(Dataset records)
--- START ---
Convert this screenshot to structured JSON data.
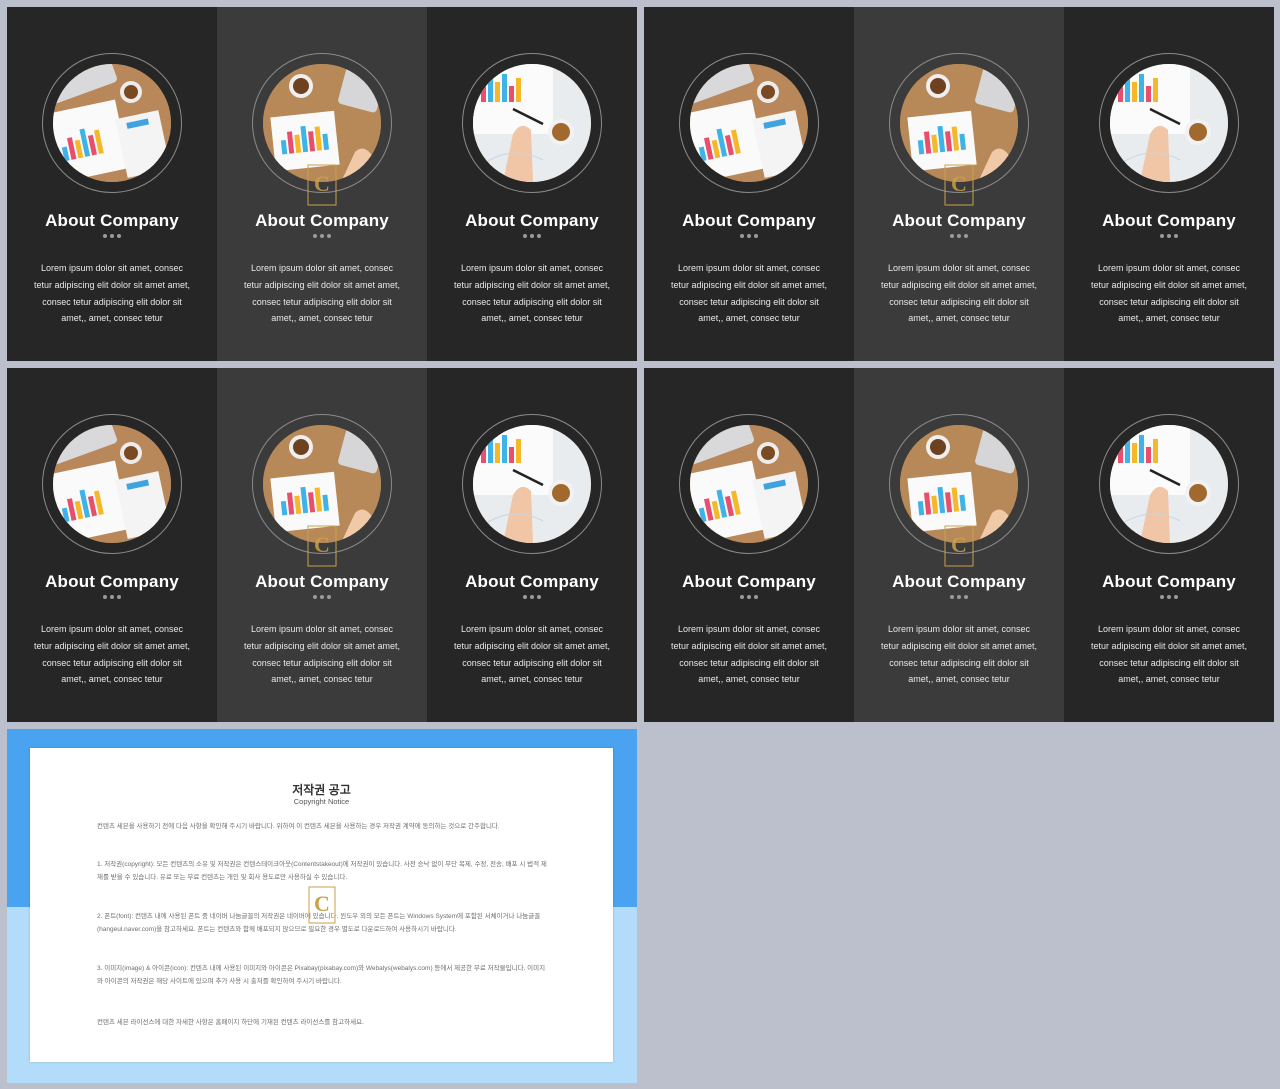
{
  "column": {
    "title": "About Company",
    "text": "Lorem ipsum dolor sit amet, consec tetur adipiscing elit dolor sit amet amet, consec tetur adipiscing elit dolor sit amet,, amet, consec tetur"
  },
  "colors": {
    "background": "#bcc0cc",
    "dark_column": "#262626",
    "mid_column": "#3b3b3b",
    "notice_blue": "#4aa3f0",
    "notice_light_blue": "#b2dcfa"
  },
  "icons": [
    "desk-photo",
    "watermark-logo"
  ],
  "notice": {
    "title": "저작권 공고",
    "subtitle": "Copyright Notice",
    "paragraphs": [
      "컨텐츠 세븐을 사용하기 전에 다음 사항을 확인해 주시기 바랍니다. 위하여 이 컨텐츠 세븐을 사용하는 경우 저작권 계약에 동의하는 것으로 간주합니다.",
      "1. 저작권(copyright): 모든 컨텐츠의 소유 및 저작권은 컨텐스테이크아웃(Contentstakeout)에 저작권이 있습니다. 사전 승낙 없이 무단 복제, 수정, 전송, 배포 시 법적 제재를 받을 수 있습니다. 유료 또는 무료 컨텐츠는 개인 및 회사 용도로만 사용하실 수 있습니다.",
      "2. 폰트(font): 컨텐츠 내에 사용된 폰트 중 네이버 나눔글꼴의 저작권은 네이버에 있습니다. 윈도우 외의 모든 폰트는 Windows System에 포함된 서체이거나 나눔글꼴(hangeul.naver.com)을 참고하세요. 폰트는 컨텐츠와 함께 배포되지 않으므로 필요한 경우 별도로 다운로드하여 사용하시기 바랍니다.",
      "3. 이미지(image) & 아이콘(icon): 컨텐츠 내에 사용된 이미지와 아이콘은 Pixabay(pixabay.com)와 Webalys(webalys.com) 등에서 제공한 무료 저작물입니다. 이미지와 아이콘의 저작권은 해당 사이트에 있으며 추가 사용 시 출처를 확인하여 주시기 바랍니다.",
      "컨텐츠 세븐 라이선스에 대한 자세한 사항은 홈페이지 하단에 기재된 컨텐츠 라이선스를 참고하세요."
    ]
  }
}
--- END ---
DIRECTIVE: Repeat every record precisely. Any picture among them stays out of the copy.

TASK OUTPUT:
Convert this screenshot to structured JSON data.
{
  "column": {
    "title": "About Company",
    "text": "Lorem ipsum dolor sit amet, consec tetur adipiscing elit dolor sit amet amet, consec tetur adipiscing elit dolor sit amet,, amet, consec tetur"
  },
  "colors": {
    "background": "#bcc0cc",
    "dark_column": "#262626",
    "mid_column": "#3b3b3b",
    "notice_blue": "#4aa3f0",
    "notice_light_blue": "#b2dcfa"
  },
  "icons": [
    "desk-photo",
    "watermark-logo"
  ],
  "notice": {
    "title": "저작권 공고",
    "subtitle": "Copyright Notice",
    "paragraphs": [
      "컨텐츠 세븐을 사용하기 전에 다음 사항을 확인해 주시기 바랍니다. 위하여 이 컨텐츠 세븐을 사용하는 경우 저작권 계약에 동의하는 것으로 간주합니다.",
      "1. 저작권(copyright): 모든 컨텐츠의 소유 및 저작권은 컨텐스테이크아웃(Contentstakeout)에 저작권이 있습니다. 사전 승낙 없이 무단 복제, 수정, 전송, 배포 시 법적 제재를 받을 수 있습니다. 유료 또는 무료 컨텐츠는 개인 및 회사 용도로만 사용하실 수 있습니다.",
      "2. 폰트(font): 컨텐츠 내에 사용된 폰트 중 네이버 나눔글꼴의 저작권은 네이버에 있습니다. 윈도우 외의 모든 폰트는 Windows System에 포함된 서체이거나 나눔글꼴(hangeul.naver.com)을 참고하세요. 폰트는 컨텐츠와 함께 배포되지 않으므로 필요한 경우 별도로 다운로드하여 사용하시기 바랍니다.",
      "3. 이미지(image) & 아이콘(icon): 컨텐츠 내에 사용된 이미지와 아이콘은 Pixabay(pixabay.com)와 Webalys(webalys.com) 등에서 제공한 무료 저작물입니다. 이미지와 아이콘의 저작권은 해당 사이트에 있으며 추가 사용 시 출처를 확인하여 주시기 바랍니다.",
      "컨텐츠 세븐 라이선스에 대한 자세한 사항은 홈페이지 하단에 기재된 컨텐츠 라이선스를 참고하세요."
    ]
  }
}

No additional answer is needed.